▶ **Brief**
Copy down every line where the string "Convert" shows up.

▶ **Exercise material**
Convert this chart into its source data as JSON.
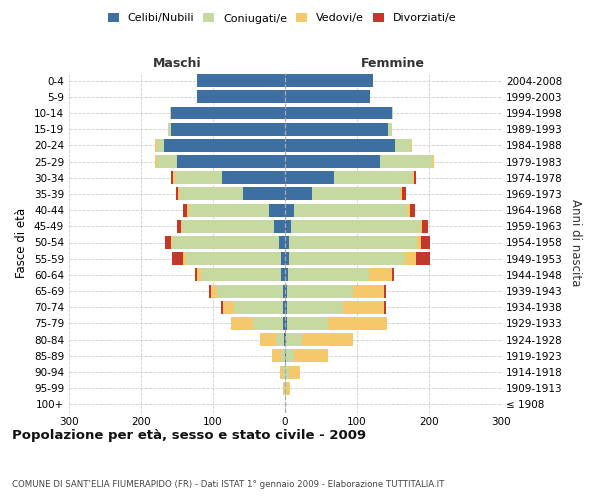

--

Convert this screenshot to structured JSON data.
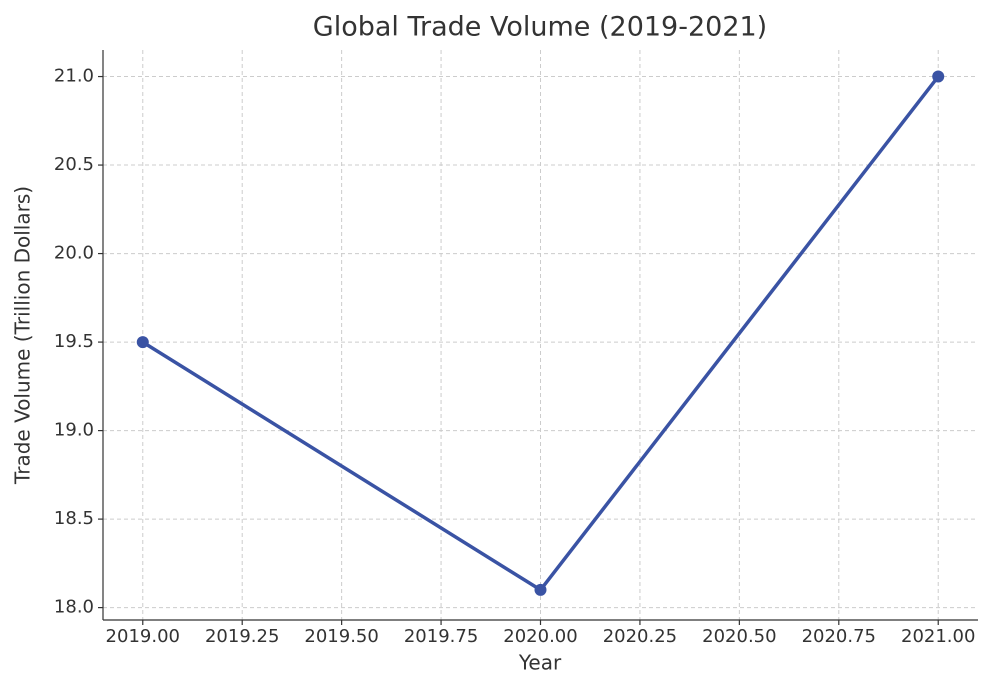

* * *

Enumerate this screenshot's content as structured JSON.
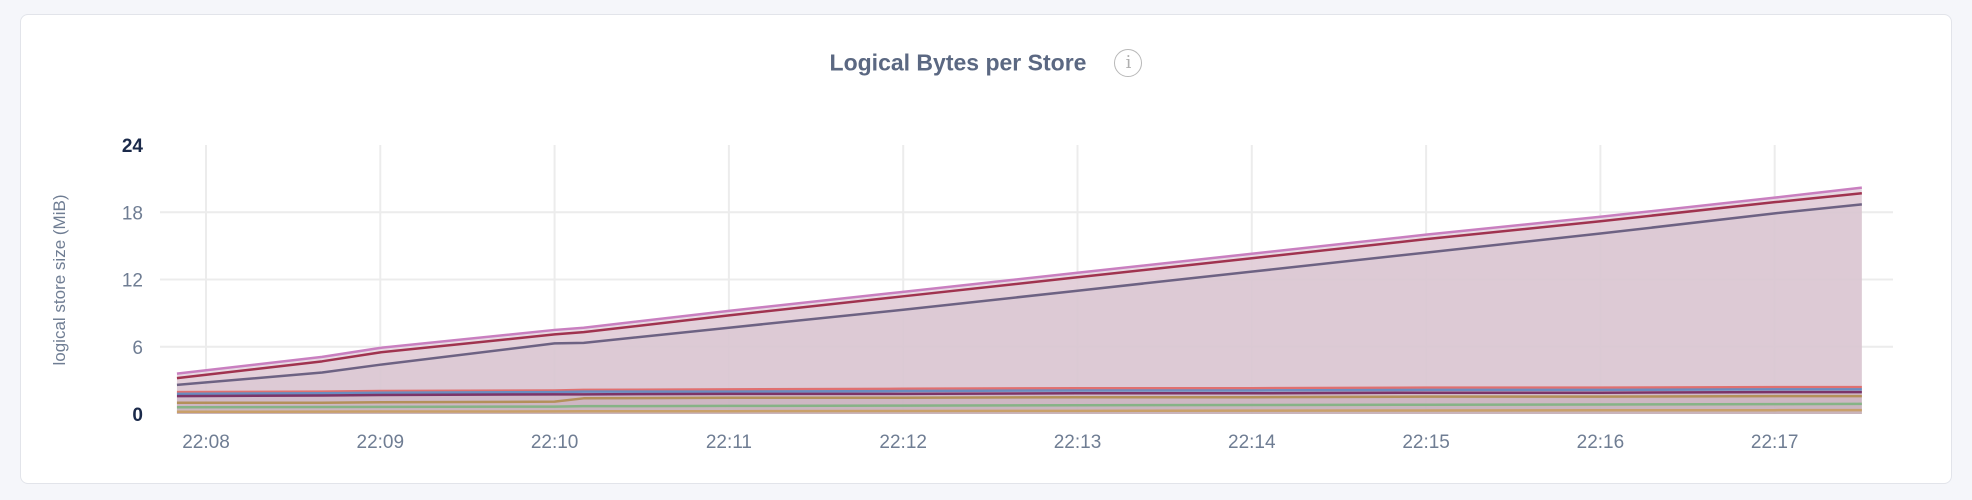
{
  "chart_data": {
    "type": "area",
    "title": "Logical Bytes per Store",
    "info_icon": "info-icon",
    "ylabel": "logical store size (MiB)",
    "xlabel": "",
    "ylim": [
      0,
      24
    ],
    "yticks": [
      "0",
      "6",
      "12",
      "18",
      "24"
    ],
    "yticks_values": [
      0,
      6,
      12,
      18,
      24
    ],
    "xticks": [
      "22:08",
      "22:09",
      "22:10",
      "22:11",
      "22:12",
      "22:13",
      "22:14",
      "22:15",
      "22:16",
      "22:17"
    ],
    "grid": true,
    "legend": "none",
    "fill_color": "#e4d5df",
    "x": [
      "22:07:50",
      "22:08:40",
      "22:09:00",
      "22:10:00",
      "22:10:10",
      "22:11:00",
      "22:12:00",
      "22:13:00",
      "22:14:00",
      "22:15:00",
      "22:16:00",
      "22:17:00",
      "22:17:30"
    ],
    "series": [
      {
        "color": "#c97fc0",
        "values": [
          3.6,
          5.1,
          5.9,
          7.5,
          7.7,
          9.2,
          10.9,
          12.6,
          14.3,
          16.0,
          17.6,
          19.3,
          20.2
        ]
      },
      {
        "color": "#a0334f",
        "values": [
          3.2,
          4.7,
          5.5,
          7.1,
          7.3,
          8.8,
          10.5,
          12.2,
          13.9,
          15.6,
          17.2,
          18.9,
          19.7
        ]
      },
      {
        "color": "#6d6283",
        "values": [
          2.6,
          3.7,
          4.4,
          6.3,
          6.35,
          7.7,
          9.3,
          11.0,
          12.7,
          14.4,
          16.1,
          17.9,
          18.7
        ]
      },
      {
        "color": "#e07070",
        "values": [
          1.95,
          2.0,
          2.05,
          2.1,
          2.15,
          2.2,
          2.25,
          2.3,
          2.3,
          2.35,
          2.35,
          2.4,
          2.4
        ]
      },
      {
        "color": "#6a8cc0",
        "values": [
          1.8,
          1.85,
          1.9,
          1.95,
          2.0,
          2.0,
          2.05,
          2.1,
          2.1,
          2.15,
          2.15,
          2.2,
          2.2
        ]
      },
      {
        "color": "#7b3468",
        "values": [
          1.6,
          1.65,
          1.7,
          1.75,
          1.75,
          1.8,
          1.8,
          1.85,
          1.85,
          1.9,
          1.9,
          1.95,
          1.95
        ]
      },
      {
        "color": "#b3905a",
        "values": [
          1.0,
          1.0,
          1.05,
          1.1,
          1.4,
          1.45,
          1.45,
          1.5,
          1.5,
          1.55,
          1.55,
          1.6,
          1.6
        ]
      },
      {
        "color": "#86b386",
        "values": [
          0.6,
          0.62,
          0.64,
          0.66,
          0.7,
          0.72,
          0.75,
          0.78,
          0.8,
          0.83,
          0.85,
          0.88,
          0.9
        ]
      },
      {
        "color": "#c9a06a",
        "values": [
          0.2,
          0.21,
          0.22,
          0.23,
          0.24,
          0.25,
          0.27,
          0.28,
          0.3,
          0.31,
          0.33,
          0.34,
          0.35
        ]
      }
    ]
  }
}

▶ **Output**
Convert this chart into its source data as JSON.
Convert this screenshot to structured JSON data.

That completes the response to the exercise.